### [Work to complete]
Could you reproduce, character for character, the records from their start through the line containing "route-time: 17 giờ"?

========================

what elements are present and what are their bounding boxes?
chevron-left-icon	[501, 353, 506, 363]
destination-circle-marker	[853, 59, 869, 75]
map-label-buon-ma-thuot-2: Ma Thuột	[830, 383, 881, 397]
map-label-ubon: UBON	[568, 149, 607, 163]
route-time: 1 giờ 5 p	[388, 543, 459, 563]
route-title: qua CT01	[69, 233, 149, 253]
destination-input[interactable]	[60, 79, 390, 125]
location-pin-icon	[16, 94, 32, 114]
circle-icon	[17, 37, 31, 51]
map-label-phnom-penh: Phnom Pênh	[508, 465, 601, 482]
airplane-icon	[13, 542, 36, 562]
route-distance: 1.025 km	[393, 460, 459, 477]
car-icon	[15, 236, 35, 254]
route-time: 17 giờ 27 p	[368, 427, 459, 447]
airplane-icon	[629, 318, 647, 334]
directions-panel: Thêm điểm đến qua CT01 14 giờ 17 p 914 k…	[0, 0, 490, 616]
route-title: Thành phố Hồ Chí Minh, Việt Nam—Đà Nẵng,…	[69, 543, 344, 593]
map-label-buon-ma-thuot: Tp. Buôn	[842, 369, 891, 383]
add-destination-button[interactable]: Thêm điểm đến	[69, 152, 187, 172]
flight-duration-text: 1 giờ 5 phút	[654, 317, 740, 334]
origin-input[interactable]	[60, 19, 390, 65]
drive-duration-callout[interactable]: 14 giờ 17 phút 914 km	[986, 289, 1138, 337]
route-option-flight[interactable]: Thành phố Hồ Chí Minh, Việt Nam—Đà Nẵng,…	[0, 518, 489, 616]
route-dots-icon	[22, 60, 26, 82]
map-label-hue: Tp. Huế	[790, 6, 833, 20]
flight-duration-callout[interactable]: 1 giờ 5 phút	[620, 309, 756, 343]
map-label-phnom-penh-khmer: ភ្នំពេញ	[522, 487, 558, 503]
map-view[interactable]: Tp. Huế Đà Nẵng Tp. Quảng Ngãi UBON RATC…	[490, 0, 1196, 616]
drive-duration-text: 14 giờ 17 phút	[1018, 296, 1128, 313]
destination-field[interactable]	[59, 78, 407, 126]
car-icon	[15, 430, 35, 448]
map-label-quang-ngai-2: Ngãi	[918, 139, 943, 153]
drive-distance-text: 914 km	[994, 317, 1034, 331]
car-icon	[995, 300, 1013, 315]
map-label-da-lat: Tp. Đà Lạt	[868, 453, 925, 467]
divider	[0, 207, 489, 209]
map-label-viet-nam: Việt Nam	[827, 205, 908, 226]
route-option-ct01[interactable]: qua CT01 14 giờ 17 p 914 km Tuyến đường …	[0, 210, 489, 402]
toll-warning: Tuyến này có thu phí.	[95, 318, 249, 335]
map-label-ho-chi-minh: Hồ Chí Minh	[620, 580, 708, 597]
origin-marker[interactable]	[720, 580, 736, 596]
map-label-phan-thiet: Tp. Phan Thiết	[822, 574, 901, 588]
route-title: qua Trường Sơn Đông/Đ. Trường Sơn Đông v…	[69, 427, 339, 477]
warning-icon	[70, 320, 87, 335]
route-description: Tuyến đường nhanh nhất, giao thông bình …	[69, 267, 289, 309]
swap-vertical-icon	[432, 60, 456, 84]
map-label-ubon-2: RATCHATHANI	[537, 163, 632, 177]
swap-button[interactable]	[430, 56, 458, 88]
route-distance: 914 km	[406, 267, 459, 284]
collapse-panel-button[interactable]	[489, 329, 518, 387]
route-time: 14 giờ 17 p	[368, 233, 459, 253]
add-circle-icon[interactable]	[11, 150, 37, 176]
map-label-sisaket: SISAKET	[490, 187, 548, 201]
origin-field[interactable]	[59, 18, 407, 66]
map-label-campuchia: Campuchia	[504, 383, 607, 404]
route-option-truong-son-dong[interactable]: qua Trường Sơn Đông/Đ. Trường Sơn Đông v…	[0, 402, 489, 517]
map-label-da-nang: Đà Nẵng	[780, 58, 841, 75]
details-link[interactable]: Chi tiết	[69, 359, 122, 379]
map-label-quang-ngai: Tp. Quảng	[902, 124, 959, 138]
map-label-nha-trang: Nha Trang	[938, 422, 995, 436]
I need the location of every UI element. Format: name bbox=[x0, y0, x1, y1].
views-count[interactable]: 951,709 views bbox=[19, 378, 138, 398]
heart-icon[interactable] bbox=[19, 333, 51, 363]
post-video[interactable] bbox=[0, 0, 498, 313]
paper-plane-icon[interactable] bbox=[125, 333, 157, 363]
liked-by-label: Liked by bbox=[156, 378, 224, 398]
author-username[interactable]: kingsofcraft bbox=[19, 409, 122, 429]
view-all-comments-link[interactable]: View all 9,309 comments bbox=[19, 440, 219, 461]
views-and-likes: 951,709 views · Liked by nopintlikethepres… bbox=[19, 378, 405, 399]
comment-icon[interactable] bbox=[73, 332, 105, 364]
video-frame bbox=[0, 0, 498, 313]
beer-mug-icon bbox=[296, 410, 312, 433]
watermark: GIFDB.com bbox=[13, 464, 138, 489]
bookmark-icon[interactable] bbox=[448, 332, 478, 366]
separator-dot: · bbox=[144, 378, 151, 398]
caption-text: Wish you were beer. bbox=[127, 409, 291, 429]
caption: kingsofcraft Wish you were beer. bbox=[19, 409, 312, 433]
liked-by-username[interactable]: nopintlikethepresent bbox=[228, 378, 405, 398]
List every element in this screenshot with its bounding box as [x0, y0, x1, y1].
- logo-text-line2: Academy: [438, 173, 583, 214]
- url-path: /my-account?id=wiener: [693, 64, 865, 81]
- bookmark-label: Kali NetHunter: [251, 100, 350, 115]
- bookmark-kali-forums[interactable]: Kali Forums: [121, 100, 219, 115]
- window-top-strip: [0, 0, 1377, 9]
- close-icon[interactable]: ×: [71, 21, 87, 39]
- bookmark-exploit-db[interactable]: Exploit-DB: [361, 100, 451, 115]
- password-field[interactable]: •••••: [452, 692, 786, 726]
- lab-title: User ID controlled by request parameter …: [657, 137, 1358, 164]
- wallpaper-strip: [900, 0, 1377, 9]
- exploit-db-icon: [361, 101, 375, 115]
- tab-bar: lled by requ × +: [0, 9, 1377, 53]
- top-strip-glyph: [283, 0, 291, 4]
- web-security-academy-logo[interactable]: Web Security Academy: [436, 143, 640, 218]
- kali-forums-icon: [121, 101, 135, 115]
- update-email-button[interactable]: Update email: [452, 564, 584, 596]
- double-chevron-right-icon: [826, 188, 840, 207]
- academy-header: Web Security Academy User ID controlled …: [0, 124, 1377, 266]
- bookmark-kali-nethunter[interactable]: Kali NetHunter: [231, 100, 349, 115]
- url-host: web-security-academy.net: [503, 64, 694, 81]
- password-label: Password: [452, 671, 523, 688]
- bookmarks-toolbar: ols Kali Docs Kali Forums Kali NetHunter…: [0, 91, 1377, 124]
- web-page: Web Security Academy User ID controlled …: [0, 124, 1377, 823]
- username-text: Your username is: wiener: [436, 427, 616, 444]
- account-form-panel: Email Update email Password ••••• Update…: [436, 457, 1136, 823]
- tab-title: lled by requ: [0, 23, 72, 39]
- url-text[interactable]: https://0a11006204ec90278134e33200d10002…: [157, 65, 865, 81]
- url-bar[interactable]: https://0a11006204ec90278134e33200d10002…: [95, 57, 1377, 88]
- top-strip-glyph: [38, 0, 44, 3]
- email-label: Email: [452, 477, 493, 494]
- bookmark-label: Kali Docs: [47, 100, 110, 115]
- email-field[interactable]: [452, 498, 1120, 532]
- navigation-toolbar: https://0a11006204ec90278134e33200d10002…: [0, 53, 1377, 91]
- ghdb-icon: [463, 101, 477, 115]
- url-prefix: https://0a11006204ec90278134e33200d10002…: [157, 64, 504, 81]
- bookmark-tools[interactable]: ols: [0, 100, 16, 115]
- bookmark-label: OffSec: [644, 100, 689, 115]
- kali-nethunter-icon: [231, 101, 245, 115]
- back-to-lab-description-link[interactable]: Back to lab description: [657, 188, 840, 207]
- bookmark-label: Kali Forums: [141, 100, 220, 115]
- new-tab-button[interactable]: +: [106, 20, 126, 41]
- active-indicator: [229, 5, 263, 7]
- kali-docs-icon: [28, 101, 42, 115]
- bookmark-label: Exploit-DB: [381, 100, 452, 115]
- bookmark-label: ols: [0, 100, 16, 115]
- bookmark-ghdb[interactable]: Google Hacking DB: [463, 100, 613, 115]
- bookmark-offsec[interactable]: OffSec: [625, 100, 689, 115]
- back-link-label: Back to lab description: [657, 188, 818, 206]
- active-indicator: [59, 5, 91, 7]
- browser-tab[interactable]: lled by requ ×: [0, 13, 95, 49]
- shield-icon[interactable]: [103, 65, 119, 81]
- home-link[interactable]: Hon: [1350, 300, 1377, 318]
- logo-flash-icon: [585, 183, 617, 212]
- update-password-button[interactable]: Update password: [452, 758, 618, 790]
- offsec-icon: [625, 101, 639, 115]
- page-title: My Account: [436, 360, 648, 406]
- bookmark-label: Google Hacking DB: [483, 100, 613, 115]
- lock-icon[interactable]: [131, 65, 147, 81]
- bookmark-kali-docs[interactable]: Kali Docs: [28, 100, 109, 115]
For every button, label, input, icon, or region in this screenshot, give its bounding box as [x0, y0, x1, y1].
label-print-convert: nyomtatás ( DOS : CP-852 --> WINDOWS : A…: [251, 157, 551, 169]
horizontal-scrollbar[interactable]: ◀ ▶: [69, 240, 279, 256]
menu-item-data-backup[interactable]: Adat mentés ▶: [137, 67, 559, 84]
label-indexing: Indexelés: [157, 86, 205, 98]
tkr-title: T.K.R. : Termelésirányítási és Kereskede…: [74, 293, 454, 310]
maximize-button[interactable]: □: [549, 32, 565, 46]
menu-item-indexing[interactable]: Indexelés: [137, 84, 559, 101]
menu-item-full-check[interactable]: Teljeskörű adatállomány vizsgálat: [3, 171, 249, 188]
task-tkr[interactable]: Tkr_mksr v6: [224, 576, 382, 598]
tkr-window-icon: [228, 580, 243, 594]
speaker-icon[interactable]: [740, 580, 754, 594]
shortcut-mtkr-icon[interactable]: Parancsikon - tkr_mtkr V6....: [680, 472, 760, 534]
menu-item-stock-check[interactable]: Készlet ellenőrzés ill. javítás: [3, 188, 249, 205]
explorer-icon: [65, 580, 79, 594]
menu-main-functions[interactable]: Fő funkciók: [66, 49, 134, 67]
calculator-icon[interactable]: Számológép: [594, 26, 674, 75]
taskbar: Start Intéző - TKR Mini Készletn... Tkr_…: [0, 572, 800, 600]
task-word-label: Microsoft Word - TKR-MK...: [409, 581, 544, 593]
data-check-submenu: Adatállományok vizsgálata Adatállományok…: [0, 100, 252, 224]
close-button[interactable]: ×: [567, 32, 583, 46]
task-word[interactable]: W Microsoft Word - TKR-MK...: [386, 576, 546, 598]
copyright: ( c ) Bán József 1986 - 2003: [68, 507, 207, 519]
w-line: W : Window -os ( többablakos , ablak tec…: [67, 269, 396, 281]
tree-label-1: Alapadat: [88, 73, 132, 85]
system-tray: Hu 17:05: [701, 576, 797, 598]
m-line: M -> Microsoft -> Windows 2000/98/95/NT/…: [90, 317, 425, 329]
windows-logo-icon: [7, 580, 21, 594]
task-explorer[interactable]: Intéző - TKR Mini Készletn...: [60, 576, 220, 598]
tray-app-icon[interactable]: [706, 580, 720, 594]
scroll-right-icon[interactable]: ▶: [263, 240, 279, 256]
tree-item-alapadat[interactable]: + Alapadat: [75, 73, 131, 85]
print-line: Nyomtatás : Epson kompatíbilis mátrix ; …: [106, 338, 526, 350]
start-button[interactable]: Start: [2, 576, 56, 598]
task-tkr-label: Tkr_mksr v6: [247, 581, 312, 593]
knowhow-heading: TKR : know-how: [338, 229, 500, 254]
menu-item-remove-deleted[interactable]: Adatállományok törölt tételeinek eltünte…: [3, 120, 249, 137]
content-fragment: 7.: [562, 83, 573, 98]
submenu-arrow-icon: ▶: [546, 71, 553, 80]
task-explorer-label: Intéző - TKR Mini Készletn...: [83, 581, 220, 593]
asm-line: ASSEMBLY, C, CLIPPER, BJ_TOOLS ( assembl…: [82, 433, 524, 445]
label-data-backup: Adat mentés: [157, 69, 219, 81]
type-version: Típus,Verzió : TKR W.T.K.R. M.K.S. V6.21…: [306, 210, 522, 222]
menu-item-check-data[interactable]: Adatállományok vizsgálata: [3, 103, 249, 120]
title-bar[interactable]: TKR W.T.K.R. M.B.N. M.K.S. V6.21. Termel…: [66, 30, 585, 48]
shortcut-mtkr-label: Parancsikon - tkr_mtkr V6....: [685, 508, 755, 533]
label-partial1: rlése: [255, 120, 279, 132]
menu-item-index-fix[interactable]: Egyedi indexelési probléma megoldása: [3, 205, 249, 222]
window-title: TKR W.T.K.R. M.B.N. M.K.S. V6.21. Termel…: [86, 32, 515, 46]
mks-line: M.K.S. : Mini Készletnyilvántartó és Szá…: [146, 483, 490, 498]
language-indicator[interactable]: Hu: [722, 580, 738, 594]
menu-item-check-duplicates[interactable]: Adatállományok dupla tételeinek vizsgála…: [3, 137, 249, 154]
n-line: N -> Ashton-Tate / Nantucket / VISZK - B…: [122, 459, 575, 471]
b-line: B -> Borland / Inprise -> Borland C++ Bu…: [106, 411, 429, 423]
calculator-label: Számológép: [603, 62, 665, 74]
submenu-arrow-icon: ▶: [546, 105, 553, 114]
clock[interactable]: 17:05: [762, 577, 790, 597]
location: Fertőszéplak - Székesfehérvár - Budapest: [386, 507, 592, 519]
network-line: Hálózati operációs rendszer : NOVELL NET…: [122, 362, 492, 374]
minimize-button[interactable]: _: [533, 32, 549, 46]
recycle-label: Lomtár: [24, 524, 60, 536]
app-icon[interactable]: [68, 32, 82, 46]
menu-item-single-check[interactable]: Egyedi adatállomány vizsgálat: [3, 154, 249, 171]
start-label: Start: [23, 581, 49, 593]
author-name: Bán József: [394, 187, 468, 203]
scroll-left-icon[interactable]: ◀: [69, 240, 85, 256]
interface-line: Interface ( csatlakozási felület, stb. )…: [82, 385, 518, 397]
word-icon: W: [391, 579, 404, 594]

========================

### [Written response]
what elements are present and what are their bounding boxes?
chevron-left-icon	[501, 353, 506, 363]
destination-circle-marker	[853, 59, 869, 75]
map-label-buon-ma-thuot-2: Ma Thuột	[830, 383, 881, 397]
map-label-ubon: UBON	[568, 149, 607, 163]
route-time: 1 giờ 5 p	[388, 543, 459, 563]
route-title: qua CT01	[69, 233, 149, 253]
destination-input[interactable]	[60, 79, 390, 125]
location-pin-icon	[16, 94, 32, 114]
circle-icon	[17, 37, 31, 51]
map-label-phnom-penh: Phnom Pênh	[508, 465, 601, 482]
airplane-icon	[13, 542, 36, 562]
route-distance: 1.025 km	[393, 460, 459, 477]
car-icon	[15, 236, 35, 254]
route-time: 17 giờ 27 p	[368, 427, 459, 447]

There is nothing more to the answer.